Biography and Artist's Statement


Since I was a child I have been visual and observant, patiently scrutinizing animals, the landscape and people. My favorite way of expressing what I see and feel has long been with art materials and images. In elementary school I would sit and draw horses that galloped around the edges of my notebooks. My parents supported my interest in art and provided me with good materials and lessons.

During World War II, my father ran a factory that made parts for airplanes. The seriousness of the war was part of my family's daily life. Everyone was aware of the loss of life and devastation caused by the war. Large sections of many European cities were destroyed. I was surprised to see the chaotic rubble of buildings that had not yet been rebuilt in Naples when I travelled there in 1960. I thought then and continue to think about all the civilians who do not fight but whose lives are irrevocably changed by war. So many are forced to flee the violence of their homelands.

For several years I have been collecting the stories of refugees and making installations based on displacement, loss, transition and finally hope. In recent years waves of immigrants have come to the United States beginning with the Vietnamese and Cubans and then continuing with the Bosnians, people from Sudan, Somalia and Burma. The installations are large, and work to convey a sense of movement. The written stories of these new immigrants are placed in folders near the work where they can be read.

Recently I have also been making ink and pencil drawings. These often incorporate pieces of paper with fragments of the stories written on them. The stories are concise, often just a paragraph or two, and remind me of the stories told by the farmers in Madison County, NY, where I live. The drawings string black silhouetted images, stories and fragments of foliage and buildings across the picture plane. The images are flattened and simplified and have been influenced by Greek amphora, the cut outs of Matisse and Kara Walker.

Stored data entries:
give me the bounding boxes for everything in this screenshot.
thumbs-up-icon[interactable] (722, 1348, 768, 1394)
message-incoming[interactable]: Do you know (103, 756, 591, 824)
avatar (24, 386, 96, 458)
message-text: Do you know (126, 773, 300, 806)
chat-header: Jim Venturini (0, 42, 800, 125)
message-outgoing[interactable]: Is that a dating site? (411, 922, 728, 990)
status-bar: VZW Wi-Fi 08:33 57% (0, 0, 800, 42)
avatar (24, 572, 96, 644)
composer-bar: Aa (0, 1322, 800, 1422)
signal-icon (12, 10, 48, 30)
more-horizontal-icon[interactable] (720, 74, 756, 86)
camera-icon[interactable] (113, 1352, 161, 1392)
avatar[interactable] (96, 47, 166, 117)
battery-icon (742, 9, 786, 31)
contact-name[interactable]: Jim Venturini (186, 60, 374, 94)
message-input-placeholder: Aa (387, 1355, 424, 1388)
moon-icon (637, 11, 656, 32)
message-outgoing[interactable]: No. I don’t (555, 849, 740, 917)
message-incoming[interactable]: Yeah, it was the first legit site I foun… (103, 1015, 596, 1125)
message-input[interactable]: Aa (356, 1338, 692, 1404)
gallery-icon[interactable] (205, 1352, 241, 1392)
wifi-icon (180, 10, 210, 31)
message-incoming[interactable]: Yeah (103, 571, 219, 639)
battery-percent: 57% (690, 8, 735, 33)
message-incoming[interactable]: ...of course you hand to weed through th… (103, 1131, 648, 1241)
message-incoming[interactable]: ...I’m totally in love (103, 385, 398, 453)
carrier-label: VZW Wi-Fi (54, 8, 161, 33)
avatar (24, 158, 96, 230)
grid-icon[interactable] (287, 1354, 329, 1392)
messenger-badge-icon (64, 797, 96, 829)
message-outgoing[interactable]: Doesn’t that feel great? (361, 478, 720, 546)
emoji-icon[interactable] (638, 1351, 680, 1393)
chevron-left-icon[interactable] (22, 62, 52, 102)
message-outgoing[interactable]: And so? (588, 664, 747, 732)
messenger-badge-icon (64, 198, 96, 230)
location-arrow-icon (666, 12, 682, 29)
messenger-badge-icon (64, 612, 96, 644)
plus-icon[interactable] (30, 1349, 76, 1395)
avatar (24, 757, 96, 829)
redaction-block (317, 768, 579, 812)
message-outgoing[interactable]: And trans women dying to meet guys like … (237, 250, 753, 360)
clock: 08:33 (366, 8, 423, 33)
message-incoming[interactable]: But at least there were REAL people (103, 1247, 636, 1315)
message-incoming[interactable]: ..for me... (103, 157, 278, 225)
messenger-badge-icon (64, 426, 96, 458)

Activities:
• A. Answer from the artist's statement:
(i) What did the factory run by the writer's father make during World War II?
(ii) In what year did the writer travel to Naples?
(iii) Where does the writer live?
• B. Retype the stretch of the artist's statement from "During World War" through "of their homelands.".
The listing is separate material and has no connection to the artist's statement.

Answers:
• A.
(i) Parts for airplanes.
(ii) 1960.
(iii) Madison County, NY.

• B.
During World War II, my father ran a factory that made parts for airplanes. The seriousness of the war was part of my family's daily life. Everyone was aware of the loss of life and devastation caused by the war. Large sections of many European cities were destroyed. I was surprised to see the chaotic rubble of buildings that had not yet been rebuilt in Naples when I travelled there in 1960. I thought then and continue to think about all the civilians who do not fight but whose lives are irrevocably changed by war. So many are forced to flee the violence of their homelands.